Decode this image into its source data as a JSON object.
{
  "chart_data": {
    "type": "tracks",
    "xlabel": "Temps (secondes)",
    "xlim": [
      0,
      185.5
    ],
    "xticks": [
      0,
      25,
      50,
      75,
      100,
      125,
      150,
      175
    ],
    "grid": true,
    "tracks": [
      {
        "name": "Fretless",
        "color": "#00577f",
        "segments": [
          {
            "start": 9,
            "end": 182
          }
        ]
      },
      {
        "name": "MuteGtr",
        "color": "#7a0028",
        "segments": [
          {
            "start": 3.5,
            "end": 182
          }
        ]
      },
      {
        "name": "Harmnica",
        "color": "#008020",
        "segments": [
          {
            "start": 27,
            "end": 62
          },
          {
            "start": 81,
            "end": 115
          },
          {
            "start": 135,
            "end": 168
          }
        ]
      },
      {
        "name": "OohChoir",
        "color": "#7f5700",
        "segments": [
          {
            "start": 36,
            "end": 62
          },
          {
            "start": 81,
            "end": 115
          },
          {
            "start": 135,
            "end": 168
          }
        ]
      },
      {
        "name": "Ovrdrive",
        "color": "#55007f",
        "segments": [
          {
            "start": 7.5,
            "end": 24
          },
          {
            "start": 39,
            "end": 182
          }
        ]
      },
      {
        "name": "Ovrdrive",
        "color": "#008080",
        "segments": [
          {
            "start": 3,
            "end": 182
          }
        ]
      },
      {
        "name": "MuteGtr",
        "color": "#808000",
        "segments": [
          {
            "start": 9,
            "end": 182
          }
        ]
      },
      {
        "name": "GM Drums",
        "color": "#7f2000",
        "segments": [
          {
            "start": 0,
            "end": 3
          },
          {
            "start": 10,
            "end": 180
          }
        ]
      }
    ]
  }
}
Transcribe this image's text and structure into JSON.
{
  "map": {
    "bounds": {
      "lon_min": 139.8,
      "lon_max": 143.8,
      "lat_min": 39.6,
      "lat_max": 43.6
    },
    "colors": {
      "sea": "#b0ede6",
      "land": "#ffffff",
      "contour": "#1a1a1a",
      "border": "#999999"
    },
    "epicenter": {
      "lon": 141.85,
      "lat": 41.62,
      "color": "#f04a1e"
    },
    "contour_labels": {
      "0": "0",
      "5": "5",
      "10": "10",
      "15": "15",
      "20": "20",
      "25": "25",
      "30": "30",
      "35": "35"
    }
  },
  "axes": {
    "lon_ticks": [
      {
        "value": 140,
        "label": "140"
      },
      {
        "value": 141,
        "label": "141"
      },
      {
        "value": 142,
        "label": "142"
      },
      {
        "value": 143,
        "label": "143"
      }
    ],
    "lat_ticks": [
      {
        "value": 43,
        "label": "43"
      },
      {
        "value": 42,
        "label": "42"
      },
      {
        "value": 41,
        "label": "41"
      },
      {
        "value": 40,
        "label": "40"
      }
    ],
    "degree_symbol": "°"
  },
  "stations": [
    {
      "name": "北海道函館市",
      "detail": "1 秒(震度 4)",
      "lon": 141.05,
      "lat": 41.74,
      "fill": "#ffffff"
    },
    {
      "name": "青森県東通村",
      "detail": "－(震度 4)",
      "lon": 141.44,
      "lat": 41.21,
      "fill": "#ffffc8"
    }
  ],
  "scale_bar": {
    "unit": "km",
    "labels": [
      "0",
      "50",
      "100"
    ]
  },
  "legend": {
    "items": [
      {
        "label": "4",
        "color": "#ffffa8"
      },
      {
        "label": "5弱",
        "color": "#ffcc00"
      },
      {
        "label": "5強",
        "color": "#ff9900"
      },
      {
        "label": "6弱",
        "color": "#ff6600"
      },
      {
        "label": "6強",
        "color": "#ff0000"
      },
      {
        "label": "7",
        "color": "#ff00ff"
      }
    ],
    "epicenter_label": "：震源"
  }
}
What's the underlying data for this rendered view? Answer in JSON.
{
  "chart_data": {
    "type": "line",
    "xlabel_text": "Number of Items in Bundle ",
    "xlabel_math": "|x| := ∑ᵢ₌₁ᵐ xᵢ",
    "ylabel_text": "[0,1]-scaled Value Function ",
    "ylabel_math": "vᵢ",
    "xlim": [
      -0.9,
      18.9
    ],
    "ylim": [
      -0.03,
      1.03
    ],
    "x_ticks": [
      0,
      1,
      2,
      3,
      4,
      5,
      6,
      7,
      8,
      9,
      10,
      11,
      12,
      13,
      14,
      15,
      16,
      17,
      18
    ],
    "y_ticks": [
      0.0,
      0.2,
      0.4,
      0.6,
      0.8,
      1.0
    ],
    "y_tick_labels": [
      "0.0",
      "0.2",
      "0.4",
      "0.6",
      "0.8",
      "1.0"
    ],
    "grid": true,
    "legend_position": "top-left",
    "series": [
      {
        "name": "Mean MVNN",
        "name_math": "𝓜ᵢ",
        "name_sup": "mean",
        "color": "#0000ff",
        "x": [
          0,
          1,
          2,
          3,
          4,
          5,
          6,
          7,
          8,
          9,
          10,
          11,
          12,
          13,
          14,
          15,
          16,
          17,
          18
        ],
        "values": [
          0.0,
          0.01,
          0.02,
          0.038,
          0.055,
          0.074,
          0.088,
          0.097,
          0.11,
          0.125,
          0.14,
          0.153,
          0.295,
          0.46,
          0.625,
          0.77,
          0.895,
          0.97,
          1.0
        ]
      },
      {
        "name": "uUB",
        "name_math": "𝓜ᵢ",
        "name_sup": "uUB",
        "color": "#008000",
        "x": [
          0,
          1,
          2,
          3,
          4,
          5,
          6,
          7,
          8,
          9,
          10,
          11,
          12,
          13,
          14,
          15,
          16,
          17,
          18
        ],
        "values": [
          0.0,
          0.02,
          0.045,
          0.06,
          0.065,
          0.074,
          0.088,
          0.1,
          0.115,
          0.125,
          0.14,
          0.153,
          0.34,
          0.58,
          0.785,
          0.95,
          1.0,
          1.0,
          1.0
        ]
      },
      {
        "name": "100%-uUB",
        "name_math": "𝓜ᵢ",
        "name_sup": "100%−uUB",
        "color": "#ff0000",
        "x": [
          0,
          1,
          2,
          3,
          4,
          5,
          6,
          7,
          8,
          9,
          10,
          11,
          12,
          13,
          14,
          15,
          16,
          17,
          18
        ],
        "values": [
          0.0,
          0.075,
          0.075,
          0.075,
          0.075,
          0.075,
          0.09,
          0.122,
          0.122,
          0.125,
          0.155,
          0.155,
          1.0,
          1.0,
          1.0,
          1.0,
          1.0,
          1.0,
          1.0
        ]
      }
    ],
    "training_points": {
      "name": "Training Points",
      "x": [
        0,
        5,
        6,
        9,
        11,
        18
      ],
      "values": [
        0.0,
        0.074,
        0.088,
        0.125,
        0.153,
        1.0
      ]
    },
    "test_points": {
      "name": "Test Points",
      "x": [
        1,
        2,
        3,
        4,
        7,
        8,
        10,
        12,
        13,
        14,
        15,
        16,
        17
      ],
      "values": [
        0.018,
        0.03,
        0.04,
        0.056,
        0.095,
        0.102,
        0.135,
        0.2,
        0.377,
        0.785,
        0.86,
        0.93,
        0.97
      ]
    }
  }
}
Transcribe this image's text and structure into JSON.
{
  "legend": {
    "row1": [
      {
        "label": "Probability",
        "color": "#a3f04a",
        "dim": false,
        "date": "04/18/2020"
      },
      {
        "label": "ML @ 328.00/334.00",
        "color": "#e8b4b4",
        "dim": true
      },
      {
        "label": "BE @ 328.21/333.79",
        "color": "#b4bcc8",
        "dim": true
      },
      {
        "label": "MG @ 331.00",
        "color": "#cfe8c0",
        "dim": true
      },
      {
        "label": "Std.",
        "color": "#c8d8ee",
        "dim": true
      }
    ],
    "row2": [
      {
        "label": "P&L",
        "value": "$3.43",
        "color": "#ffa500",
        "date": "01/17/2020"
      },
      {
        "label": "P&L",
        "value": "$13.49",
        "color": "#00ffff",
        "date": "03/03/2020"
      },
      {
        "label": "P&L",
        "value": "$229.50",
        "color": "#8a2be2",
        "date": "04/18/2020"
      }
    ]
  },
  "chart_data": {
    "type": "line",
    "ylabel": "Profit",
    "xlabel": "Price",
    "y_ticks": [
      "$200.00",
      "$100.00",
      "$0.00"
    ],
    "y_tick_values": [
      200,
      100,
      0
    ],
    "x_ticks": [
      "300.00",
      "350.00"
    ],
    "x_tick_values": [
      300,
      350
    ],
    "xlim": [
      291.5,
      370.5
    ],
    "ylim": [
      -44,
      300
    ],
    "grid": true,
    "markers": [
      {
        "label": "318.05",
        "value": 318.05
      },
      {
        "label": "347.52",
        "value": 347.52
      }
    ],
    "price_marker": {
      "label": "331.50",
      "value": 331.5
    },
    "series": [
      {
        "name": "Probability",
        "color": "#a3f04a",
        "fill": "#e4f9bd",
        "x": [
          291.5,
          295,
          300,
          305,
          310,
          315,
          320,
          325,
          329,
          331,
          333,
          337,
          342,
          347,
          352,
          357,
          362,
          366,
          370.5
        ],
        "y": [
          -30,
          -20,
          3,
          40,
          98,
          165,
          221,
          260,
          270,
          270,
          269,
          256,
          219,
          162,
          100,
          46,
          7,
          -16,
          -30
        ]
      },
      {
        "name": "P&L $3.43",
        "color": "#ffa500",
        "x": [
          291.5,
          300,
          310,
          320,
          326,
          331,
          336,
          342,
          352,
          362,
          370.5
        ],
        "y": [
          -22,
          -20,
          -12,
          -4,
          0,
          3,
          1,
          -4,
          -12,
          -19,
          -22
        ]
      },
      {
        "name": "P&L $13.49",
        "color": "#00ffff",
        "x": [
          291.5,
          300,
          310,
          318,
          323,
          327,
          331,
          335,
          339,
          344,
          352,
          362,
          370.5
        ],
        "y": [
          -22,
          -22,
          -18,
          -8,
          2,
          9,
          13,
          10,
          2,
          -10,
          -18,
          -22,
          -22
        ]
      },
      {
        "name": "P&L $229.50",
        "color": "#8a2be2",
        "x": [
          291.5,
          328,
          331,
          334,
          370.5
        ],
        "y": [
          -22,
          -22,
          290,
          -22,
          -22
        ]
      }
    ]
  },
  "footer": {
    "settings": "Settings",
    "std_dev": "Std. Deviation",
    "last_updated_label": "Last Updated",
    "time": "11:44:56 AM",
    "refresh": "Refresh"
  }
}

What to do
Give nothing but the number of lines containing the string "fill".

Task answer
3